:: Exercise ::
Find each line containing the string "light" and return it.

** start Material for the task **

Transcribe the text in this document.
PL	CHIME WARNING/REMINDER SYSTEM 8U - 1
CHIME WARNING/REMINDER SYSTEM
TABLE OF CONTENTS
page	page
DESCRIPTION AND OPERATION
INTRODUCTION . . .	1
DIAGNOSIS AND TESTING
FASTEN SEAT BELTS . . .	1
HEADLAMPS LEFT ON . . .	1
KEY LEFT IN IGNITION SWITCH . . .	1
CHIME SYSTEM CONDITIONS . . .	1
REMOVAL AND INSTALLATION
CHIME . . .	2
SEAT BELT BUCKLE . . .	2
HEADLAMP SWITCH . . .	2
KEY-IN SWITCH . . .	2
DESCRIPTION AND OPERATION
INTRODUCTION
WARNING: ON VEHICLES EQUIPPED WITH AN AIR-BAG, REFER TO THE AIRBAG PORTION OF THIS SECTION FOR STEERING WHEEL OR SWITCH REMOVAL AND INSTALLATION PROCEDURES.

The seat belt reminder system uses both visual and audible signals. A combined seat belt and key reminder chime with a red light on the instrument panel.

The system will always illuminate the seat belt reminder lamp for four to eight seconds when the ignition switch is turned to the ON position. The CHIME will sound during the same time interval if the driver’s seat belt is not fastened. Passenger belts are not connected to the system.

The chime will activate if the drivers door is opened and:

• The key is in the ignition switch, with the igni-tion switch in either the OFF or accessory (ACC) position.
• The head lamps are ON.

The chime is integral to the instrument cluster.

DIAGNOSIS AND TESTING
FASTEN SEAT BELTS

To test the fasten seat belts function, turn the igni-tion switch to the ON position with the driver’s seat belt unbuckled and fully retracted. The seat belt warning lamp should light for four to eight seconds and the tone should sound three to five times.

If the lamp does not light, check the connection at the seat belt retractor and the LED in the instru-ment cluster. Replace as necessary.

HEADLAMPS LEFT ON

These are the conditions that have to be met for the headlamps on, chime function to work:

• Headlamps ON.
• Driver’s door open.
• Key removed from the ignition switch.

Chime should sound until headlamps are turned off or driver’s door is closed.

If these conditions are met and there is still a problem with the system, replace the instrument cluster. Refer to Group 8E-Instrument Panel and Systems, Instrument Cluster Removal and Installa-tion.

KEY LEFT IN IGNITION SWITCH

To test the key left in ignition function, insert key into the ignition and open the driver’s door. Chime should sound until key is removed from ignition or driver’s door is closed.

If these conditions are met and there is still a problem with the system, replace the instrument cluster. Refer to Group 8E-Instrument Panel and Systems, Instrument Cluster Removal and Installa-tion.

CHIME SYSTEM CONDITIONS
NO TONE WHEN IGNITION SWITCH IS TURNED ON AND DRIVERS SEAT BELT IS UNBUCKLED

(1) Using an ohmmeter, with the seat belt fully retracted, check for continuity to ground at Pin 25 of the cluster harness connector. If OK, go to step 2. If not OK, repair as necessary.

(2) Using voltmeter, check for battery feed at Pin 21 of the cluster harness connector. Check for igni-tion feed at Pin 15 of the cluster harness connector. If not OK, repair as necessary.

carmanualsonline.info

** end Material for the task **

:: Answer in full ::
The seat belt reminder system uses both visual and audible signals. A combined seat belt and key reminder chime with a red light on the instrument panel.
To test the fasten seat belts function, turn the igni-tion switch to the ON position with the driver’s seat belt unbuckled and fully retracted. The seat belt warning lamp should light for four to eight seconds and the tone should sound three to five times.
If the lamp does not light, check the connection at the seat belt retractor and the LED in the instru-ment cluster. Replace as necessary.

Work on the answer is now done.